Exercise aim
Search the data below for the string "leaves". Extract every line that contains it.

————————

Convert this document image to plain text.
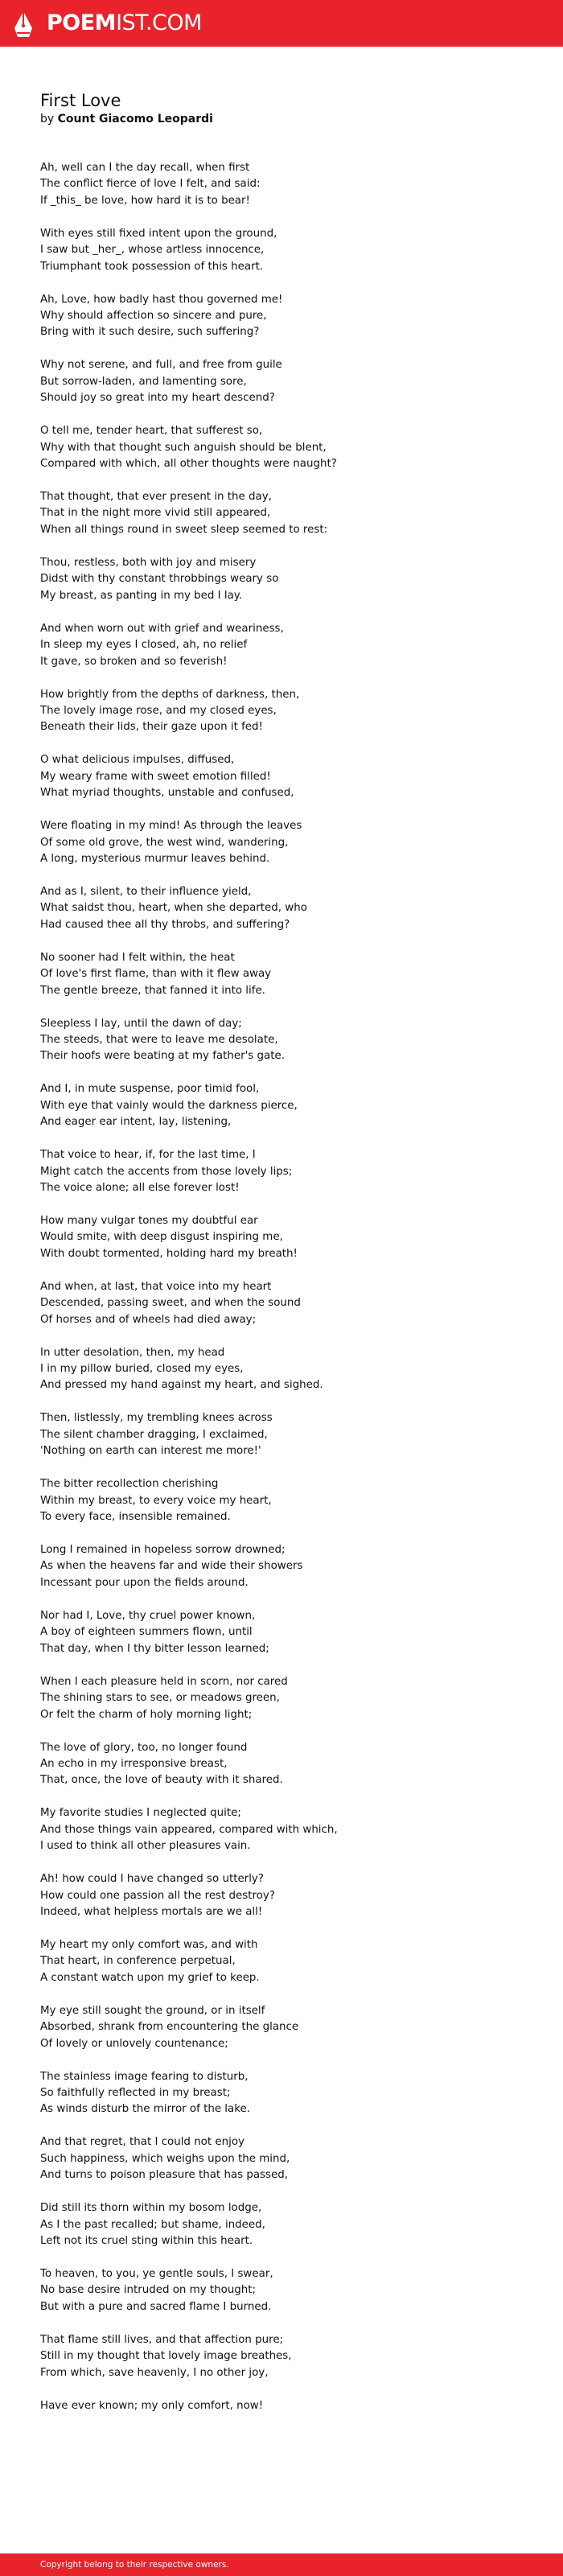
POEMIST.COM
First Love
by Count Giacomo Leopardi

Ah, well can I the day recall, when first
The conflict fierce of love I felt, and said:
If _this_ be love, how hard it is to bear!

With eyes still fixed intent upon the ground,
I saw but _her_, whose artless innocence,
Triumphant took possession of this heart.

Ah, Love, how badly hast thou governed me!
Why should affection so sincere and pure,
Bring with it such desire, such suffering?

Why not serene, and full, and free from guile
But sorrow-laden, and lamenting sore,
Should joy so great into my heart descend?

O tell me, tender heart, that sufferest so,
Why with that thought such anguish should be blent,
Compared with which, all other thoughts were naught?

That thought, that ever present in the day,
That in the night more vivid still appeared,
When all things round in sweet sleep seemed to rest:

Thou, restless, both with joy and misery
Didst with thy constant throbbings weary so
My breast, as panting in my bed I lay.

And when worn out with grief and weariness,
In sleep my eyes I closed, ah, no relief
It gave, so broken and so feverish!

How brightly from the depths of darkness, then,
The lovely image rose, and my closed eyes,
Beneath their lids, their gaze upon it fed!

O what delicious impulses, diffused,
My weary frame with sweet emotion filled!
What myriad thoughts, unstable and confused,

Were floating in my mind! As through the leaves
Of some old grove, the west wind, wandering,
A long, mysterious murmur leaves behind.

And as I, silent, to their influence yield,
What saidst thou, heart, when she departed, who
Had caused thee all thy throbs, and suffering?

No sooner had I felt within, the heat
Of love's first flame, than with it flew away
The gentle breeze, that fanned it into life.

Sleepless I lay, until the dawn of day;
The steeds, that were to leave me desolate,
Their hoofs were beating at my father's gate.

And I, in mute suspense, poor timid fool,
With eye that vainly would the darkness pierce,
And eager ear intent, lay, listening,

That voice to hear, if, for the last time, I
Might catch the accents from those lovely lips;
The voice alone; all else forever lost!

How many vulgar tones my doubtful ear
Would smite, with deep disgust inspiring me,
With doubt tormented, holding hard my breath!

And when, at last, that voice into my heart
Descended, passing sweet, and when the sound
Of horses and of wheels had died away;

In utter desolation, then, my head
I in my pillow buried, closed my eyes,
And pressed my hand against my heart, and sighed.

Then, listlessly, my trembling knees across
The silent chamber dragging, I exclaimed,
'Nothing on earth can interest me more!'

The bitter recollection cherishing
Within my breast, to every voice my heart,
To every face, insensible remained.

Long I remained in hopeless sorrow drowned;
As when the heavens far and wide their showers
Incessant pour upon the fields around.

Nor had I, Love, thy cruel power known,
A boy of eighteen summers flown, until
That day, when I thy bitter lesson learned;

When I each pleasure held in scorn, nor cared
The shining stars to see, or meadows green,
Or felt the charm of holy morning light;

The love of glory, too, no longer found
An echo in my irresponsive breast,
That, once, the love of beauty with it shared.

My favorite studies I neglected quite;
And those things vain appeared, compared with which,
I used to think all other pleasures vain.

Ah! how could I have changed so utterly?
How could one passion all the rest destroy?
Indeed, what helpless mortals are we all!

My heart my only comfort was, and with
That heart, in conference perpetual,
A constant watch upon my grief to keep.

My eye still sought the ground, or in itself
Absorbed, shrank from encountering the glance
Of lovely or unlovely countenance;

The stainless image fearing to disturb,
So faithfully reflected in my breast;
As winds disturb the mirror of the lake.

And that regret, that I could not enjoy
Such happiness, which weighs upon the mind,
And turns to poison pleasure that has passed,

Did still its thorn within my bosom lodge,
As I the past recalled; but shame, indeed,
Left not its cruel sting within this heart.

To heaven, to you, ye gentle souls, I swear,
No base desire intruded on my thought;
But with a pure and sacred flame I burned.

That flame still lives, and that affection pure;
Still in my thought that lovely image breathes,
From which, save heavenly, I no other joy,

Have ever known; my only comfort, now!

Copyright belong to their respective owners.
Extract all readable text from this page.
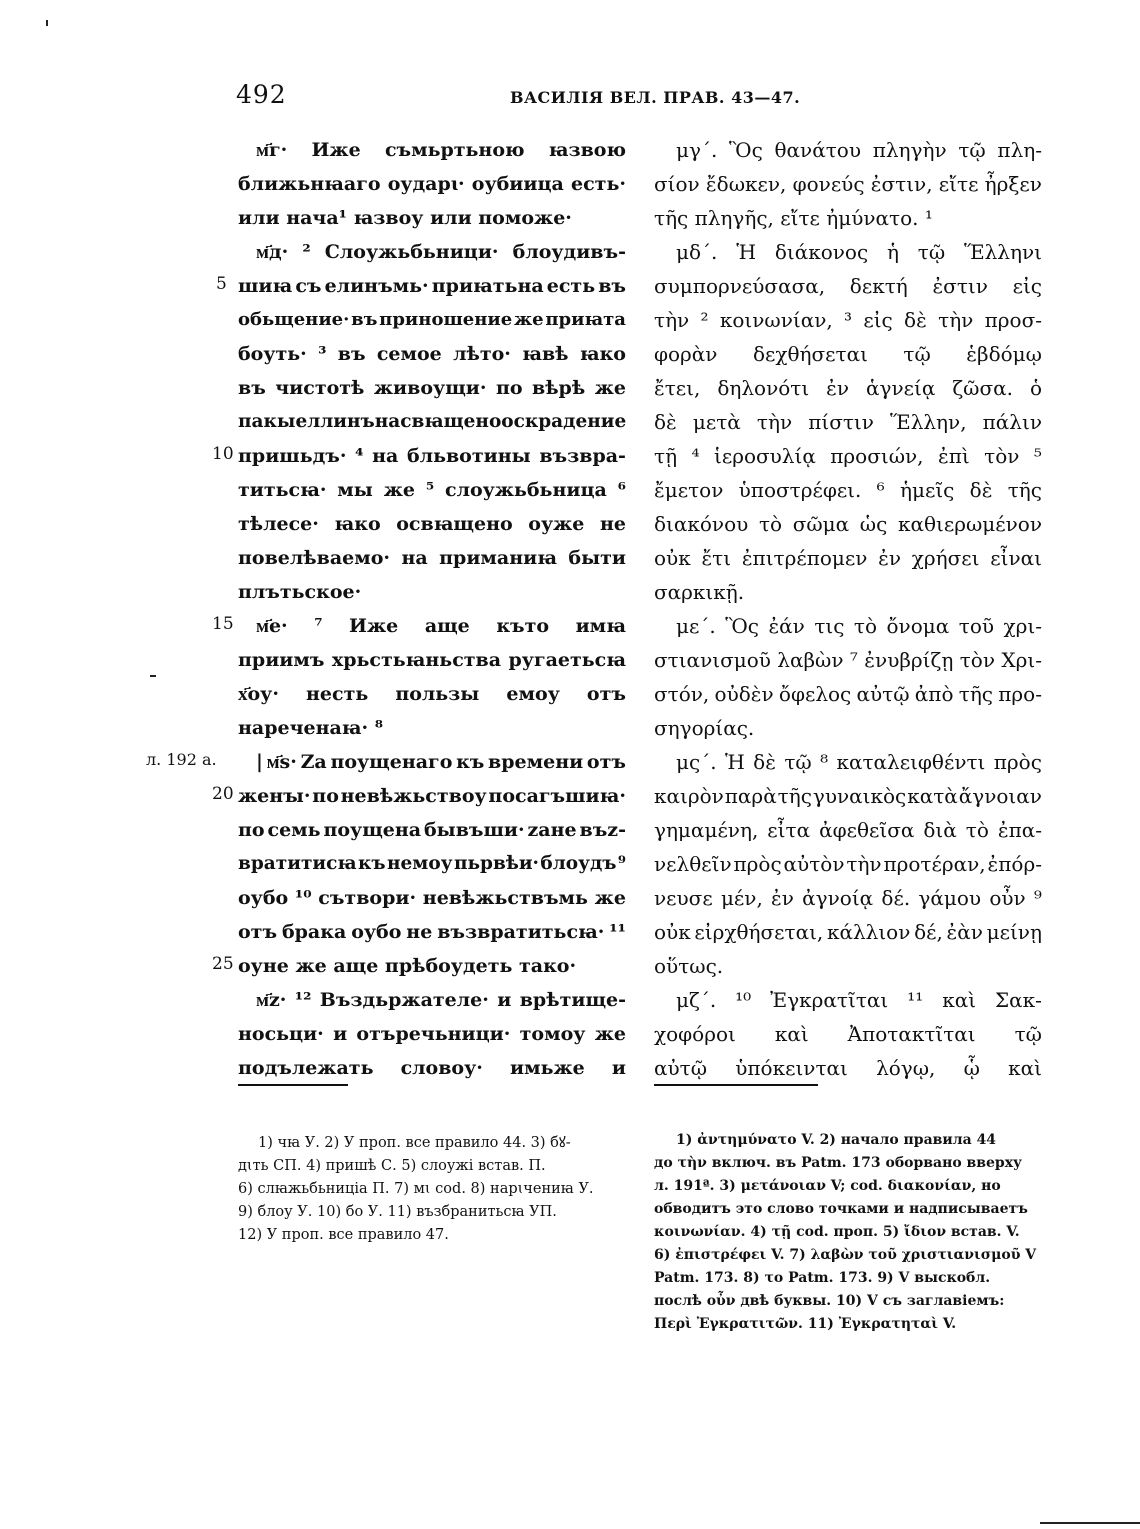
492	ВАСИЛІЯ ВЕЛ. ПРАВ. 43—47.
м҃г· Иже съмьртьною ꙗзвою
ближьнꙗаго оударꙇ· оубиица есть·
или нача¹ ꙗзвоу или поможе·
м҃д· ² Слоужьбьници· блоудивъ-
шиꙗ съ елинъмь· приꙗтьна есть въ
обьщение· въ приношение же приꙗта
боуть· ³ въ семое лѣто· ꙗвѣ ꙗко
въ чистотѣ живоущи· по вѣрѣ же
пакы еллинъ на свꙗщенооскрадение
пришьдъ· ⁴ на бльвотины възвра-
титьсꙗ· мы же ⁵ слоужьбьница ⁶
тѣлесе· ꙗко освꙗщено оуже не
повелѣваемо· на приманиꙗ быти
плътьское·
м҃е· ⁷ Иже аще къто имꙗ
приимъ хрьстьꙗньства ругаетьсꙗ
х҃оу· несть пользы емоу отъ
нареченаꙗ· ⁸
| м҃ѕ· Za поущенаго къ времени отъ
женꙑ· по невѣжьствоу посагъшиꙗ·
по семь поущена бывъши· zане въz-
вратитисꙗ къ немоу пьрвѣи· блоудъ ⁹
оубо ¹⁰ сътвори· невѣжьствъмь же
отъ брака оубо не възвратитьсꙗ· ¹¹
оуне же аще прѣбоудеть тако·
м҃z· ¹² Въздьржателе· и врѣтище-
носьци· и отъречьници· томоу же
подълежать словоу· имьже и
5
10
15
20
25
л. 192 а.
μγ΄. Ὃς θανάτου πληγὴν τῷ πλη-
σίον ἔδωκεν, φονεύς ἐστιν, εἴτε ἦρξεν
τῆς πληγῆς, εἴτε ἠμύνατο. ¹
μδ΄. Ἡ διάκονος ἡ τῷ Ἕλληνι
συμπορνεύσασα, δεκτή ἐστιν εἰς
τὴν ² κοινωνίαν, ³ εἰς δὲ τὴν προσ-
φορὰν δεχθήσεται τῷ ἑβδόμῳ
ἔτει, δηλονότι ἐν ἁγνείᾳ ζῶσα. ὁ
δὲ μετὰ τὴν πίστιν Ἕλλην, πάλιν
τῇ ⁴ ἱεροσυλίᾳ προσιών, ἐπὶ τὸν ⁵
ἔμετον ὑποστρέφει. ⁶ ἡμεῖς δὲ τῆς
διακόνου τὸ σῶμα ὡς καθιερωμένον
οὐκ ἔτι ἐπιτρέπομεν ἐν χρήσει εἶναι
σαρκικῇ.
με΄. Ὃς ἐάν τις τὸ ὄνομα τοῦ χρι-
στιανισμοῦ λαβὼν ⁷ ἐνυβρίζῃ τὸν Χρι-
στόν, οὐδὲν ὄφελος αὐτῷ ἀπὸ τῆς προ-
σηγορίας.
μς΄. Ἡ δὲ τῷ ⁸ καταλειφθέντι πρὸς
καιρὸν παρὰ τῆς γυναικὸς κατὰ ἄγνοιαν
γημαμένη, εἶτα ἀφεθεῖσα διὰ τὸ ἐπα-
νελθεῖν πρὸς αὐτὸν τὴν προτέραν, ἐπόρ-
νευσε μέν, ἐν ἀγνοίᾳ δέ. γάμου οὖν ⁹
οὐκ εἰρχθήσεται, κάλλιον δέ, ἐὰν μείνῃ
οὕτως.
μζ΄. ¹⁰ Ἐγκρατῖται ¹¹ καὶ Σακ-
χοφόροι καὶ Ἀποτακτῖται τῷ
αὐτῷ ὑπόκεινται λόγῳ, ᾧ καὶ
1) чꙗ У. 2) У проп. все правило 44. 3) бꙋ-
дꙇть СП. 4) пришѣ С. 5) слоужі встав. П.
6) слꙗжьбьниціа П. 7) мꙇ cod. 8) нарꙇчениꙗ У.
9) блоу У. 10) бо У. 11) възбранитьсꙗ УП.
12) У проп. все правило 47.
1) ἀντημύνατο V. 2) начало правила 44
до τὴν включ. въ Patm. 173 оборвано вверху
л. 191ª. 3) μετάνοιαν V; cod. διακονίαν, но
обводитъ это слово точками и надписываетъ
κοινωνίαν. 4) τῇ cod. проп. 5) ἴδιον встав. V.
6) ἐπιστρέφει V. 7) λαβὼν τοῦ χριστιανισμοῦ V
Patm. 173. 8) το Patm. 173. 9) V выскобл.
послѣ οὖν двѣ буквы. 10) V съ заглавіемъ:
Περὶ Ἐγκρατιτῶν. 11) Ἐγκρατηταὶ V.
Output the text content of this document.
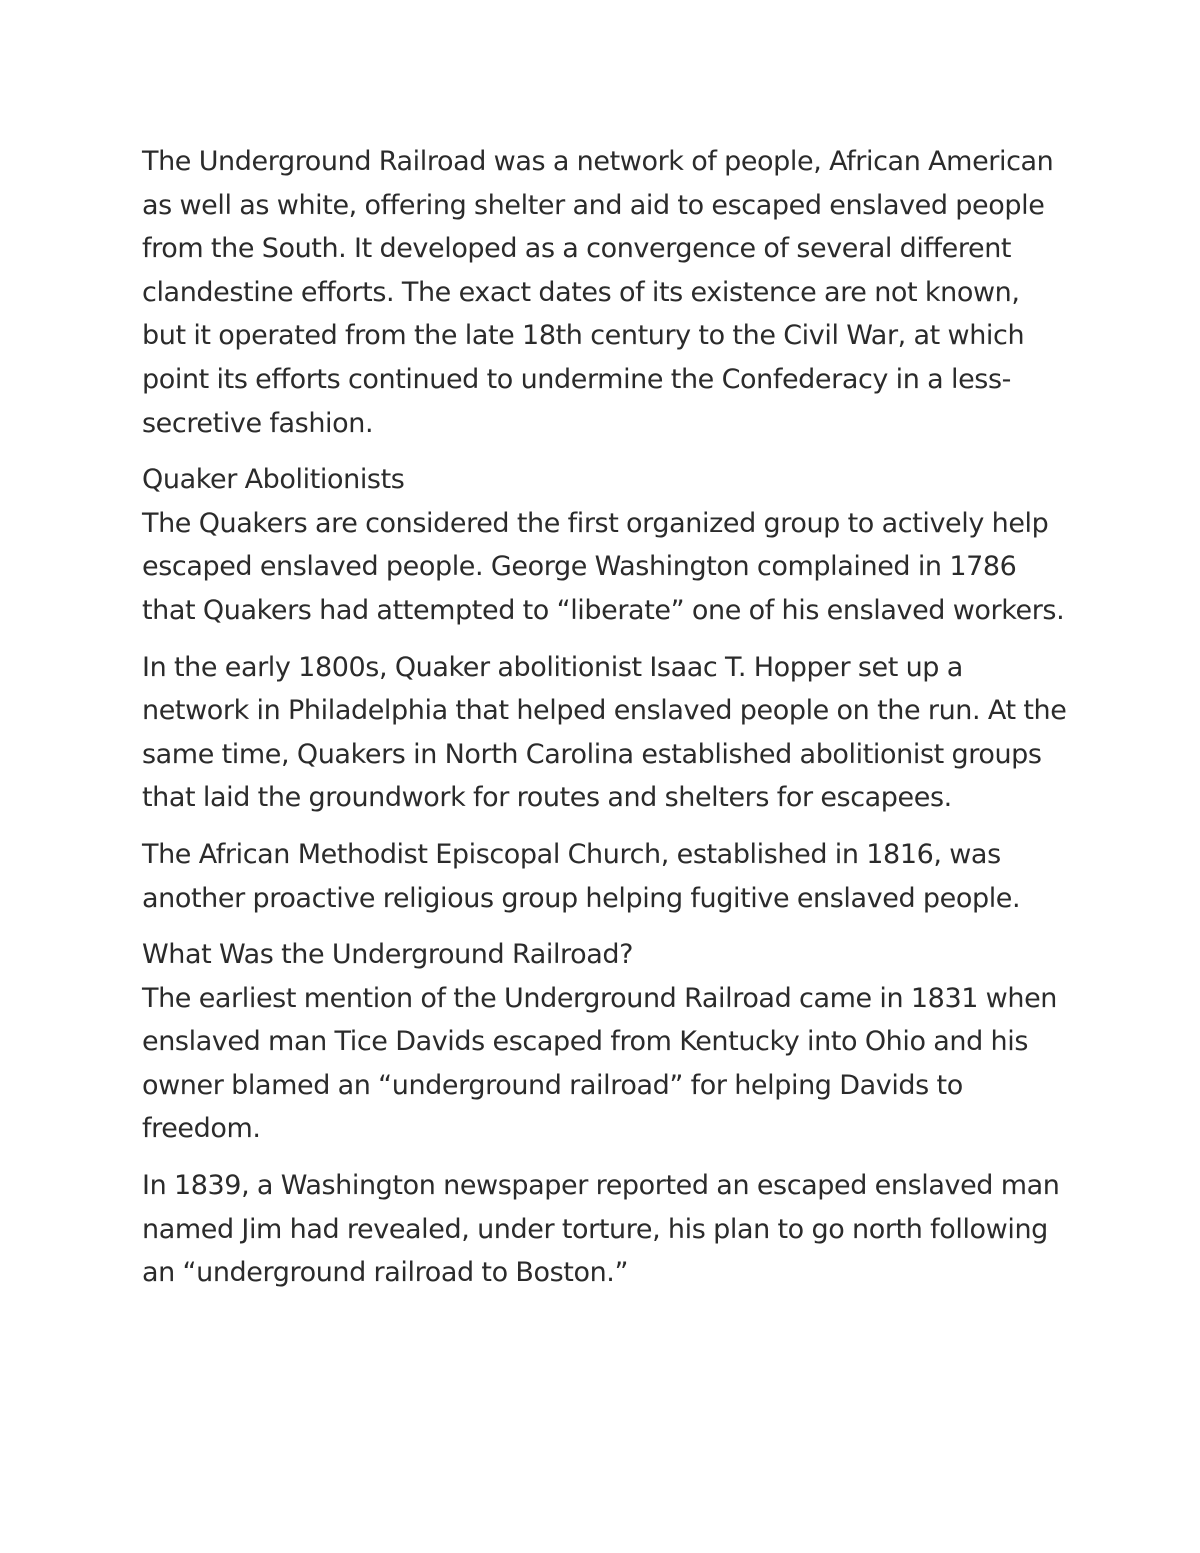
The Underground Railroad was a network of people, African American as well as white, offering shelter and aid to escaped enslaved people from the South. It developed as a convergence of several different clandestine efforts. The exact dates of its existence are not known, but it operated from the late 18th century to the Civil War, at which point its efforts continued to undermine the Confederacy in a less-secretive fashion.

Quaker Abolitionists

The Quakers are considered the first organized group to actively help escaped enslaved people. George Washington complained in 1786 that Quakers had attempted to “liberate” one of his enslaved workers.

In the early 1800s, Quaker abolitionist Isaac T. Hopper set up a network in Philadelphia that helped enslaved people on the run. At the same time, Quakers in North Carolina established abolitionist groups that laid the groundwork for routes and shelters for escapees.

The African Methodist Episcopal Church, established in 1816, was another proactive religious group helping fugitive enslaved people.

What Was the Underground Railroad?

The earliest mention of the Underground Railroad came in 1831 when enslaved man Tice Davids escaped from Kentucky into Ohio and his owner blamed an “underground railroad” for helping Davids to freedom.

In 1839, a Washington newspaper reported an escaped enslaved man named Jim had revealed, under torture, his plan to go north following an “underground railroad to Boston.”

————————

Answer to this problem
Were floating in my mind! As through the leaves
A long, mysterious murmur leaves behind.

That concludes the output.